+++ Source records +++
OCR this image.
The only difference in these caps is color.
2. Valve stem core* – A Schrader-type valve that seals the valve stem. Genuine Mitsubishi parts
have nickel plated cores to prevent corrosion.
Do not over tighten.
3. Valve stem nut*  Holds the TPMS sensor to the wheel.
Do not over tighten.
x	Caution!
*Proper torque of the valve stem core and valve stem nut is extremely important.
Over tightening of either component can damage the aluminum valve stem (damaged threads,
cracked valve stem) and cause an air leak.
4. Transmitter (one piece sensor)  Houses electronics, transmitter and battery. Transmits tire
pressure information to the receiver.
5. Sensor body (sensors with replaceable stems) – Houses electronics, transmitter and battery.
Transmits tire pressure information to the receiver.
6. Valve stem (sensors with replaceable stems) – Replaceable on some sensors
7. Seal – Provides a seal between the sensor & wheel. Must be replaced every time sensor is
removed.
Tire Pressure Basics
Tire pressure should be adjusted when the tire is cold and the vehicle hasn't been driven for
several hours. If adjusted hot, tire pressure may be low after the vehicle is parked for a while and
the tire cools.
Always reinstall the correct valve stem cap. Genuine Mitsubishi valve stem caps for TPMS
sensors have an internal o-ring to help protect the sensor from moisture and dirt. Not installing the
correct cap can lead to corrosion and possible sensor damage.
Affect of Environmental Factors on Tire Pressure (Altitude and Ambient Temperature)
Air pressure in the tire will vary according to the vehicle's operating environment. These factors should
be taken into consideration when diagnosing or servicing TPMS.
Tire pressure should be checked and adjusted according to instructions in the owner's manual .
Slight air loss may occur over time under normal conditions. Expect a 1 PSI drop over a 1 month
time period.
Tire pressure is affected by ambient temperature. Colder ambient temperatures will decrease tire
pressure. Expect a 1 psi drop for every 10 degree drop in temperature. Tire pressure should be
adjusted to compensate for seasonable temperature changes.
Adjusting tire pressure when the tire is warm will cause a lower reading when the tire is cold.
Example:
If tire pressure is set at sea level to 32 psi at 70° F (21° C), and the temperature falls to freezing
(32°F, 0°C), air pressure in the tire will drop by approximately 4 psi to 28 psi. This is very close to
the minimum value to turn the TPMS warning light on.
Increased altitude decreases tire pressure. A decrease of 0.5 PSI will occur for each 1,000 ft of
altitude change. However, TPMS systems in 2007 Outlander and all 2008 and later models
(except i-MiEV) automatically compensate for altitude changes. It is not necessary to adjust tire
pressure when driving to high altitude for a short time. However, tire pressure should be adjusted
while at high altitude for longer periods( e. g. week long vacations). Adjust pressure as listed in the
+++
## Task details:
Say how many lines of the listing above contain "compensate", with no other words.

## Correct response:
2